Excerpt from a dataset
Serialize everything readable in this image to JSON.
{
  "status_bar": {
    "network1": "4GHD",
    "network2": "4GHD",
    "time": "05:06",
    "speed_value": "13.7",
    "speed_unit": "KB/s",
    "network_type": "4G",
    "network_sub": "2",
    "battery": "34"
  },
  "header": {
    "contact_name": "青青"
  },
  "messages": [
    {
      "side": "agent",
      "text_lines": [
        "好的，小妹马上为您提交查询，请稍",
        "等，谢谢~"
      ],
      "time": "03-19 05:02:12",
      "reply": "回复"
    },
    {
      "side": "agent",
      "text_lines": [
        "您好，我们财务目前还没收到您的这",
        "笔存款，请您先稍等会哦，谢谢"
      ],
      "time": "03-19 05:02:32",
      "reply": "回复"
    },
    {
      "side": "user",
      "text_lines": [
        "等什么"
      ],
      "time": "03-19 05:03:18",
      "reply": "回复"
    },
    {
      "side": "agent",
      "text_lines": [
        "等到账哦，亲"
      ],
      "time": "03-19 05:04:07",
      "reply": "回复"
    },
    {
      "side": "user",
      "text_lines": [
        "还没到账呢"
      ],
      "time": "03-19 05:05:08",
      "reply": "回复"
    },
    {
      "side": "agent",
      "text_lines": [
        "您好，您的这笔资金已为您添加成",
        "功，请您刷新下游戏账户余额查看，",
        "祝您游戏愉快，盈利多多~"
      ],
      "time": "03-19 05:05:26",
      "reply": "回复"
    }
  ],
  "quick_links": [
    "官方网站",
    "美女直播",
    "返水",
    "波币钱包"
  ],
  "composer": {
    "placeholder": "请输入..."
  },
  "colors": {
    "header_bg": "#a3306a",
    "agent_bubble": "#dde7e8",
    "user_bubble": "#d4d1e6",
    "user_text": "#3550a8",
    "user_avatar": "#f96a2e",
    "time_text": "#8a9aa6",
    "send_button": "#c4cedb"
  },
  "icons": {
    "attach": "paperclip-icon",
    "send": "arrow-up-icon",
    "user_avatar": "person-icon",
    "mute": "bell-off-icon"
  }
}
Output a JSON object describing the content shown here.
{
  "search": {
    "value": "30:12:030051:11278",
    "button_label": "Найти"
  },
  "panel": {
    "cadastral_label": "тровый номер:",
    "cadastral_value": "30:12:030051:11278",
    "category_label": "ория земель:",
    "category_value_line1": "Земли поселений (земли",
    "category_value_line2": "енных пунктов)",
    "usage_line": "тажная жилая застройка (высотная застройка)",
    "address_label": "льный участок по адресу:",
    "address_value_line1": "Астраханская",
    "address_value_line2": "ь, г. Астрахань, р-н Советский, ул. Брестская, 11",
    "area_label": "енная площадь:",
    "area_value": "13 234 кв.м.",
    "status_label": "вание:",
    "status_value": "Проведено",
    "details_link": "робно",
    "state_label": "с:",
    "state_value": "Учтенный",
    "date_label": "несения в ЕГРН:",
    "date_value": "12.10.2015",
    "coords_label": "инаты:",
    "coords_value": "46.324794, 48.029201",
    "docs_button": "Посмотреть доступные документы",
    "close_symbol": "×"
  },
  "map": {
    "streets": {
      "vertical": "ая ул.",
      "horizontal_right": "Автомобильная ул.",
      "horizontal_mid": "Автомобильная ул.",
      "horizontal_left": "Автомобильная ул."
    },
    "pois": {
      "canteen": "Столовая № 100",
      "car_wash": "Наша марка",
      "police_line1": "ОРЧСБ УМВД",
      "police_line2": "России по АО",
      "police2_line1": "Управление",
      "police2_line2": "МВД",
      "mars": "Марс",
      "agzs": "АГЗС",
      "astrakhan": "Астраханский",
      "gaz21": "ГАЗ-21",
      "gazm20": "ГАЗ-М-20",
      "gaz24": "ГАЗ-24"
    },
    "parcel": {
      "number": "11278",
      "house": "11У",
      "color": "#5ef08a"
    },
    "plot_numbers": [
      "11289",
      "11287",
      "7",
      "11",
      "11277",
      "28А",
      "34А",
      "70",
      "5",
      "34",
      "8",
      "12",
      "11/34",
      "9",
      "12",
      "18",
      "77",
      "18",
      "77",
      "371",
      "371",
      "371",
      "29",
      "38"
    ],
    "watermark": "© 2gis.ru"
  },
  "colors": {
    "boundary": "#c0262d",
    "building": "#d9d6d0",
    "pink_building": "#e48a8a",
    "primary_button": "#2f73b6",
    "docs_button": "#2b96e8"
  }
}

WHAT YOU HAVE TO DO
Each record must be returned exactly as it is written.

THE RESULT
Serialize everything readable in this image to JSON.
{
  "status_bar": {
    "network1": "4GHD",
    "network2": "4GHD",
    "time": "05:06",
    "speed_value": "13.7",
    "speed_unit": "KB/s",
    "network_type": "4G",
    "network_sub": "2",
    "battery": "34"
  },
  "header": {
    "contact_name": "青青"
  },
  "messages": [
    {
      "side": "agent",
      "text_lines": [
        "好的，小妹马上为您提交查询，请稍",
        "等，谢谢~"
      ],
      "time": "03-19 05:02:12",
      "reply": "回复"
    },
    {
      "side": "agent",
      "text_lines": [
        "您好，我们财务目前还没收到您的这",
        "笔存款，请您先稍等会哦，谢谢"
      ],
      "time": "03-19 05:02:32",
      "reply": "回复"
    },
    {
      "side": "user",
      "text_lines": [
        "等什么"
      ],
      "time": "03-19 05:03:18",
      "reply": "回复"
    },
    {
      "side": "agent",
      "text_lines": [
        "等到账哦，亲"
      ],
      "time": "03-19 05:04:07",
      "reply": "回复"
    },
    {
      "side": "user",
      "text_lines": [
        "还没到账呢"
      ],
      "time": "03-19 05:05:08",
      "reply": "回复"
    },
    {
      "side": "agent",
      "text_lines": [
        "您好，您的这笔资金已为您添加成",
        "功，请您刷新下游戏账户余额查看，",
        "祝您游戏愉快，盈利多多~"
      ],
      "time": "03-19 05:05:26",
      "reply": "回复"
    }
  ],
  "quick_links": [
    "官方网站",
    "美女直播",
    "返水",
    "波币钱包"
  ],
  "composer": {
    "placeholder": "请输入..."
  },
  "colors": {
    "header_bg": "#a3306a",
    "agent_bubble": "#dde7e8",
    "user_bubble": "#d4d1e6",
    "user_text": "#3550a8",
    "user_avatar": "#f96a2e",
    "time_text": "#8a9aa6",
    "send_button": "#c4cedb"
  },
  "icons": {
    "attach": "paperclip-icon",
    "send": "arrow-up-icon",
    "user_avatar": "person-icon",
    "mute": "bell-off-icon"
  }
}
Output a JSON object describing the content shown here.
{
  "search": {
    "value": "30:12:030051:11278",
    "button_label": "Найти"
  },
  "panel": {
    "cadastral_label": "тровый номер:",
    "cadastral_value": "30:12:030051:11278",
    "category_label": "ория земель:",
    "category_value_line1": "Земли поселений (земли",
    "category_value_line2": "енных пунктов)",
    "usage_line": "тажная жилая застройка (высотная застройка)",
    "address_label": "льный участок по адресу:",
    "address_value_line1": "Астраханская",
    "address_value_line2": "ь, г. Астрахань, р-н Советский, ул. Брестская, 11",
    "area_label": "енная площадь:",
    "area_value": "13 234 кв.м.",
    "status_label": "вание:",
    "status_value": "Проведено",
    "details_link": "робно",
    "state_label": "с:",
    "state_value": "Учтенный",
    "date_label": "несения в ЕГРН:",
    "date_value": "12.10.2015",
    "coords_label": "инаты:",
    "coords_value": "46.324794, 48.029201",
    "docs_button": "Посмотреть доступные документы",
    "close_symbol": "×"
  },
  "map": {
    "streets": {
      "vertical": "ая ул.",
      "horizontal_right": "Автомобильная ул.",
      "horizontal_mid": "Автомобильная ул.",
      "horizontal_left": "Автомобильная ул."
    },
    "pois": {
      "canteen": "Столовая № 100",
      "car_wash": "Наша марка",
      "police_line1": "ОРЧСБ УМВД",
      "police_line2": "России по АО",
      "police2_line1": "Управление",
      "police2_line2": "МВД",
      "mars": "Марс",
      "agzs": "АГЗС",
      "astrakhan": "Астраханский",
      "gaz21": "ГАЗ-21",
      "gazm20": "ГАЗ-М-20",
      "gaz24": "ГАЗ-24"
    },
    "parcel": {
      "number": "11278",
      "house": "11У",
      "color": "#5ef08a"
    },
    "plot_numbers": [
      "11289",
      "11287",
      "7",
      "11",
      "11277",
      "28А",
      "34А",
      "70",
      "5",
      "34",
      "8",
      "12",
      "11/34",
      "9",
      "12",
      "18",
      "77",
      "18",
      "77",
      "371",
      "371",
      "371",
      "29",
      "38"
    ],
    "watermark": "© 2gis.ru"
  },
  "colors": {
    "boundary": "#c0262d",
    "building": "#d9d6d0",
    "pink_building": "#e48a8a",
    "primary_button": "#2f73b6",
    "docs_button": "#2b96e8"
  }
}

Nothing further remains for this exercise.